Exercise task:
Copy each line of the material below that includes the string "color".

╭─ Task material

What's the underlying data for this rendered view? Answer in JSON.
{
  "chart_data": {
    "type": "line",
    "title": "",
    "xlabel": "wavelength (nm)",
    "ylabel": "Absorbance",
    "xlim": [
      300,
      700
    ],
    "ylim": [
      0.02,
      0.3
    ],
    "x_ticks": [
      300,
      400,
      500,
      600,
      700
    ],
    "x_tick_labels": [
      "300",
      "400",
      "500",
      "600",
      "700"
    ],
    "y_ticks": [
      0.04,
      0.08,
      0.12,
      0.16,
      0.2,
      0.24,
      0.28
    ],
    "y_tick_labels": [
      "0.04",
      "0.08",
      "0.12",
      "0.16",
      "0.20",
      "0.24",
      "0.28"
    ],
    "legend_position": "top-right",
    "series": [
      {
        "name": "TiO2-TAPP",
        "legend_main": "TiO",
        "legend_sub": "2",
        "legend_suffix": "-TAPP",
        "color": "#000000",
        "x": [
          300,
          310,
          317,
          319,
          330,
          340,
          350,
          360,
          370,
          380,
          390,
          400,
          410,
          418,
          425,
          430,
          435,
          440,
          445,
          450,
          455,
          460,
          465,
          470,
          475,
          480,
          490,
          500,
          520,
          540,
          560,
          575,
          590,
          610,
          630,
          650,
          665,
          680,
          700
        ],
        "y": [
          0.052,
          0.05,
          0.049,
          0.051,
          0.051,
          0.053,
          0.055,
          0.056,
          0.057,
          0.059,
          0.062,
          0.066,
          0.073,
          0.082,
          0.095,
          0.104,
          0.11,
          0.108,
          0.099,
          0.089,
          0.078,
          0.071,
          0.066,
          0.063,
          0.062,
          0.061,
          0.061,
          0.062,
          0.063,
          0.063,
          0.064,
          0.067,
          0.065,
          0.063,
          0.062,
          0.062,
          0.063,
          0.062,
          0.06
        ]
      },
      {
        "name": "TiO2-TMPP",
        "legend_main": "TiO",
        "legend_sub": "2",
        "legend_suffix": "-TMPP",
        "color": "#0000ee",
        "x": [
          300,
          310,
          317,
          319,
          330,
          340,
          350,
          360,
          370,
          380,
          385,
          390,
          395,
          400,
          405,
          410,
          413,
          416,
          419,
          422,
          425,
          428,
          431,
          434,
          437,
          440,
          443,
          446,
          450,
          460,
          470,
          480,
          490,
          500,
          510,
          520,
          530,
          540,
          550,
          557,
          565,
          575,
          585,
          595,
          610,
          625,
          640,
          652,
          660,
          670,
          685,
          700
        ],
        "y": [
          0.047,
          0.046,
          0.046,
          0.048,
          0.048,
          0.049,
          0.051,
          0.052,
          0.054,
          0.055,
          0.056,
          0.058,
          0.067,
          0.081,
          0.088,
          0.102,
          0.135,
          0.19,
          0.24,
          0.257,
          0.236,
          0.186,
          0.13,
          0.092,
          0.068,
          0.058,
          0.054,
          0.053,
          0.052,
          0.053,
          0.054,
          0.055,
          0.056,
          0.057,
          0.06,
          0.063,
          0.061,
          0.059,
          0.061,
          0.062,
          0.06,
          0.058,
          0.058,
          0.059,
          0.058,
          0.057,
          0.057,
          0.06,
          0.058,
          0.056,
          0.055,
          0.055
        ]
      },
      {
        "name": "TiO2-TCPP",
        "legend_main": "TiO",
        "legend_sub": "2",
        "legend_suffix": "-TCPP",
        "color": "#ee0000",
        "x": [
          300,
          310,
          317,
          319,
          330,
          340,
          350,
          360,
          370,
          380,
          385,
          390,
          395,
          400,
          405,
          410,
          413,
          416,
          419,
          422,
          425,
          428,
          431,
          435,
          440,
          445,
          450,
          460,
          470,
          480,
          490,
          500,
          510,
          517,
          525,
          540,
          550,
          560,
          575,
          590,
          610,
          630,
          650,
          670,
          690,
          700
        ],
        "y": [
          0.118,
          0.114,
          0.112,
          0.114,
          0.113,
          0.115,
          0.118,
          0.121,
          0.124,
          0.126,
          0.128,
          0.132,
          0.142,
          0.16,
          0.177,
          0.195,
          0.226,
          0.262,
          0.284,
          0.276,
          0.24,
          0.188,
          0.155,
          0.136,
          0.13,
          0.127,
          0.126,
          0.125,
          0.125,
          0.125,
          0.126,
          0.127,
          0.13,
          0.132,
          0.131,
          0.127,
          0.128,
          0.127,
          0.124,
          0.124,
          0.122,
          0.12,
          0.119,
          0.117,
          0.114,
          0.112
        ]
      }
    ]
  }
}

╰─

Complete answer:
        "color": "#000000",
        "color": "#0000ee",
        "color": "#ee0000",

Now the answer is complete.